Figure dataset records
□ □ □ □ □ □ □

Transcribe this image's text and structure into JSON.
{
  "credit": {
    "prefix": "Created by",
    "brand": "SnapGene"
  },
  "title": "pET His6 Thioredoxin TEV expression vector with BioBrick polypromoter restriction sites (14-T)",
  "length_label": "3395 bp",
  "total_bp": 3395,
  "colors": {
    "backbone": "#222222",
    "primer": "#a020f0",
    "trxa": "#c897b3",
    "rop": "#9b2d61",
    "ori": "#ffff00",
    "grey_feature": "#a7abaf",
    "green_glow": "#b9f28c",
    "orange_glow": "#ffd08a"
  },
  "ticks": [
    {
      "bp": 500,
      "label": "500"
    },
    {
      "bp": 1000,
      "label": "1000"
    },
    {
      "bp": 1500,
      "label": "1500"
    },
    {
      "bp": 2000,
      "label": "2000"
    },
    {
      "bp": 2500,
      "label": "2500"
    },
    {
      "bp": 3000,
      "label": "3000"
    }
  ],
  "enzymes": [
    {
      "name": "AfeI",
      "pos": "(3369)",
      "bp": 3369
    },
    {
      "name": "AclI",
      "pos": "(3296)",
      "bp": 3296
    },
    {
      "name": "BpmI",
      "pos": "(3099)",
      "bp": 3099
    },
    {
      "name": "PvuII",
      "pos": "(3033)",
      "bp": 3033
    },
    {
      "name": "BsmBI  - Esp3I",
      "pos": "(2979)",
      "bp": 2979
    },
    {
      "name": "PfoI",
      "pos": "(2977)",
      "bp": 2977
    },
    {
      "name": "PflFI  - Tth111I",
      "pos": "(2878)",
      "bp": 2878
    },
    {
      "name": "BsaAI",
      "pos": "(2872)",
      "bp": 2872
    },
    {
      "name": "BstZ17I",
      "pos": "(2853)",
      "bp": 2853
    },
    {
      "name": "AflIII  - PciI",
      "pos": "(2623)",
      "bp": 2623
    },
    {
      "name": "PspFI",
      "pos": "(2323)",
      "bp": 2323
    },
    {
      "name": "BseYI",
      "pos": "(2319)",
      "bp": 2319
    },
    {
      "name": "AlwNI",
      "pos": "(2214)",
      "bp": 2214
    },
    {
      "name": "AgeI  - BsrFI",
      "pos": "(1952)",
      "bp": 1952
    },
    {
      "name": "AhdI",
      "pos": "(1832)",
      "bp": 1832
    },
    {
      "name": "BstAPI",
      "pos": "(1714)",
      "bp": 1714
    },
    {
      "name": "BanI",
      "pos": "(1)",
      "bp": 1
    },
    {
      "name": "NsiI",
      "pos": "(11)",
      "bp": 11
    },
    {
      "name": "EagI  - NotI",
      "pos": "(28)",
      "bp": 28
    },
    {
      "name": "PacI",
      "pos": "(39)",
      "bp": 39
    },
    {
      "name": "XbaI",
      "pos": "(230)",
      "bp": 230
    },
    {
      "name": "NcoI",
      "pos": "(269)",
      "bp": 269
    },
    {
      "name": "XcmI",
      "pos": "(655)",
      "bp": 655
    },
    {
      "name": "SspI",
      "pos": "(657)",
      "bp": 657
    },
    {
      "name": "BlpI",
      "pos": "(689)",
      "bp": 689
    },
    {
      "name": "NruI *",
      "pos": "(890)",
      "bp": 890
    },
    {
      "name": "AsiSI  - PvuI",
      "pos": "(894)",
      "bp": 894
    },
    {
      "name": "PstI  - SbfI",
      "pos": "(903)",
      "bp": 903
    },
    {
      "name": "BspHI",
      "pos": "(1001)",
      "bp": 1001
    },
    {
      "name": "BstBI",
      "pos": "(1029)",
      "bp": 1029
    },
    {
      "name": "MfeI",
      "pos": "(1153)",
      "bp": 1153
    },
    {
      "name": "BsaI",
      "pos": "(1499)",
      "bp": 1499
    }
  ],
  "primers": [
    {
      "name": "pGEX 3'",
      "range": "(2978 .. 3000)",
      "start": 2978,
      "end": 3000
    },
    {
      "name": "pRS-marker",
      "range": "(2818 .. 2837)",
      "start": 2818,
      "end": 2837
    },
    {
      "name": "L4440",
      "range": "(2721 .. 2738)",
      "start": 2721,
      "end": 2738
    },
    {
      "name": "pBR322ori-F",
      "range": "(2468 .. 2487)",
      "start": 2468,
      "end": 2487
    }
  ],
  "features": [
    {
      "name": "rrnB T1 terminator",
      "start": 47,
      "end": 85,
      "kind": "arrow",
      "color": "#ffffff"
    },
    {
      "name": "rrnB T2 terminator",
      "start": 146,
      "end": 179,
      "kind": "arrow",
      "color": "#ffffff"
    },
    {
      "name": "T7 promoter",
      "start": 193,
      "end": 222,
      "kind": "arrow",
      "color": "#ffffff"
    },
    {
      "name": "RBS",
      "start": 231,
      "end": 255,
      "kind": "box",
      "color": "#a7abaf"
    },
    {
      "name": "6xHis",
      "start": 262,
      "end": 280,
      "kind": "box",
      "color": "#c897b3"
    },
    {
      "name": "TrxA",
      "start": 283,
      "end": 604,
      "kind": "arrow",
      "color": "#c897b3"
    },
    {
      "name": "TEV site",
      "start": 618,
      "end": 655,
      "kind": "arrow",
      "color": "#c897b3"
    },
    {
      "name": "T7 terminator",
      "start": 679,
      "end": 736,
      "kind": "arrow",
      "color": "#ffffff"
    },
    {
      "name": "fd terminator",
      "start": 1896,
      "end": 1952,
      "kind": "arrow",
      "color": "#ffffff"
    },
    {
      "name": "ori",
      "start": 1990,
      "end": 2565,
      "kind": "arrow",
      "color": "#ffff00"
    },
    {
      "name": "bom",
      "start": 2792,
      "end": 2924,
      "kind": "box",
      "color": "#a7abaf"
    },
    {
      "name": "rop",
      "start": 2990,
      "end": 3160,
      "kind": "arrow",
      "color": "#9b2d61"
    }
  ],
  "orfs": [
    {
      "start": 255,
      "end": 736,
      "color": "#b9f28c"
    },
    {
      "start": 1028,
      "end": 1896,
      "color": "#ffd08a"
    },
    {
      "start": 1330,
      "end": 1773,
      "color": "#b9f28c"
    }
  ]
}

□ □ □ □ □ □ □

**Exercise details**
Every entry must be quoted exactly as it appears above.

**Task output**
Transcribe this image's text and structure into JSON.
{
  "credit": {
    "prefix": "Created by",
    "brand": "SnapGene"
  },
  "title": "pET His6 Thioredoxin TEV expression vector with BioBrick polypromoter restriction sites (14-T)",
  "length_label": "3395 bp",
  "total_bp": 3395,
  "colors": {
    "backbone": "#222222",
    "primer": "#a020f0",
    "trxa": "#c897b3",
    "rop": "#9b2d61",
    "ori": "#ffff00",
    "grey_feature": "#a7abaf",
    "green_glow": "#b9f28c",
    "orange_glow": "#ffd08a"
  },
  "ticks": [
    {
      "bp": 500,
      "label": "500"
    },
    {
      "bp": 1000,
      "label": "1000"
    },
    {
      "bp": 1500,
      "label": "1500"
    },
    {
      "bp": 2000,
      "label": "2000"
    },
    {
      "bp": 2500,
      "label": "2500"
    },
    {
      "bp": 3000,
      "label": "3000"
    }
  ],
  "enzymes": [
    {
      "name": "AfeI",
      "pos": "(3369)",
      "bp": 3369
    },
    {
      "name": "AclI",
      "pos": "(3296)",
      "bp": 3296
    },
    {
      "name": "BpmI",
      "pos": "(3099)",
      "bp": 3099
    },
    {
      "name": "PvuII",
      "pos": "(3033)",
      "bp": 3033
    },
    {
      "name": "BsmBI  - Esp3I",
      "pos": "(2979)",
      "bp": 2979
    },
    {
      "name": "PfoI",
      "pos": "(2977)",
      "bp": 2977
    },
    {
      "name": "PflFI  - Tth111I",
      "pos": "(2878)",
      "bp": 2878
    },
    {
      "name": "BsaAI",
      "pos": "(2872)",
      "bp": 2872
    },
    {
      "name": "BstZ17I",
      "pos": "(2853)",
      "bp": 2853
    },
    {
      "name": "AflIII  - PciI",
      "pos": "(2623)",
      "bp": 2623
    },
    {
      "name": "PspFI",
      "pos": "(2323)",
      "bp": 2323
    },
    {
      "name": "BseYI",
      "pos": "(2319)",
      "bp": 2319
    },
    {
      "name": "AlwNI",
      "pos": "(2214)",
      "bp": 2214
    },
    {
      "name": "AgeI  - BsrFI",
      "pos": "(1952)",
      "bp": 1952
    },
    {
      "name": "AhdI",
      "pos": "(1832)",
      "bp": 1832
    },
    {
      "name": "BstAPI",
      "pos": "(1714)",
      "bp": 1714
    },
    {
      "name": "BanI",
      "pos": "(1)",
      "bp": 1
    },
    {
      "name": "NsiI",
      "pos": "(11)",
      "bp": 11
    },
    {
      "name": "EagI  - NotI",
      "pos": "(28)",
      "bp": 28
    },
    {
      "name": "PacI",
      "pos": "(39)",
      "bp": 39
    },
    {
      "name": "XbaI",
      "pos": "(230)",
      "bp": 230
    },
    {
      "name": "NcoI",
      "pos": "(269)",
      "bp": 269
    },
    {
      "name": "XcmI",
      "pos": "(655)",
      "bp": 655
    },
    {
      "name": "SspI",
      "pos": "(657)",
      "bp": 657
    },
    {
      "name": "BlpI",
      "pos": "(689)",
      "bp": 689
    },
    {
      "name": "NruI *",
      "pos": "(890)",
      "bp": 890
    },
    {
      "name": "AsiSI  - PvuI",
      "pos": "(894)",
      "bp": 894
    },
    {
      "name": "PstI  - SbfI",
      "pos": "(903)",
      "bp": 903
    },
    {
      "name": "BspHI",
      "pos": "(1001)",
      "bp": 1001
    },
    {
      "name": "BstBI",
      "pos": "(1029)",
      "bp": 1029
    },
    {
      "name": "MfeI",
      "pos": "(1153)",
      "bp": 1153
    },
    {
      "name": "BsaI",
      "pos": "(1499)",
      "bp": 1499
    }
  ],
  "primers": [
    {
      "name": "pGEX 3'",
      "range": "(2978 .. 3000)",
      "start": 2978,
      "end": 3000
    },
    {
      "name": "pRS-marker",
      "range": "(2818 .. 2837)",
      "start": 2818,
      "end": 2837
    },
    {
      "name": "L4440",
      "range": "(2721 .. 2738)",
      "start": 2721,
      "end": 2738
    },
    {
      "name": "pBR322ori-F",
      "range": "(2468 .. 2487)",
      "start": 2468,
      "end": 2487
    }
  ],
  "features": [
    {
      "name": "rrnB T1 terminator",
      "start": 47,
      "end": 85,
      "kind": "arrow",
      "color": "#ffffff"
    },
    {
      "name": "rrnB T2 terminator",
      "start": 146,
      "end": 179,
      "kind": "arrow",
      "color": "#ffffff"
    },
    {
      "name": "T7 promoter",
      "start": 193,
      "end": 222,
      "kind": "arrow",
      "color": "#ffffff"
    },
    {
      "name": "RBS",
      "start": 231,
      "end": 255,
      "kind": "box",
      "color": "#a7abaf"
    },
    {
      "name": "6xHis",
      "start": 262,
      "end": 280,
      "kind": "box",
      "color": "#c897b3"
    },
    {
      "name": "TrxA",
      "start": 283,
      "end": 604,
      "kind": "arrow",
      "color": "#c897b3"
    },
    {
      "name": "TEV site",
      "start": 618,
      "end": 655,
      "kind": "arrow",
      "color": "#c897b3"
    },
    {
      "name": "T7 terminator",
      "start": 679,
      "end": 736,
      "kind": "arrow",
      "color": "#ffffff"
    },
    {
      "name": "fd terminator",
      "start": 1896,
      "end": 1952,
      "kind": "arrow",
      "color": "#ffffff"
    },
    {
      "name": "ori",
      "start": 1990,
      "end": 2565,
      "kind": "arrow",
      "color": "#ffff00"
    },
    {
      "name": "bom",
      "start": 2792,
      "end": 2924,
      "kind": "box",
      "color": "#a7abaf"
    },
    {
      "name": "rop",
      "start": 2990,
      "end": 3160,
      "kind": "arrow",
      "color": "#9b2d61"
    }
  ],
  "orfs": [
    {
      "start": 255,
      "end": 736,
      "color": "#b9f28c"
    },
    {
      "start": 1028,
      "end": 1896,
      "color": "#ffd08a"
    },
    {
      "start": 1330,
      "end": 1773,
      "color": "#b9f28c"
    }
  ]
}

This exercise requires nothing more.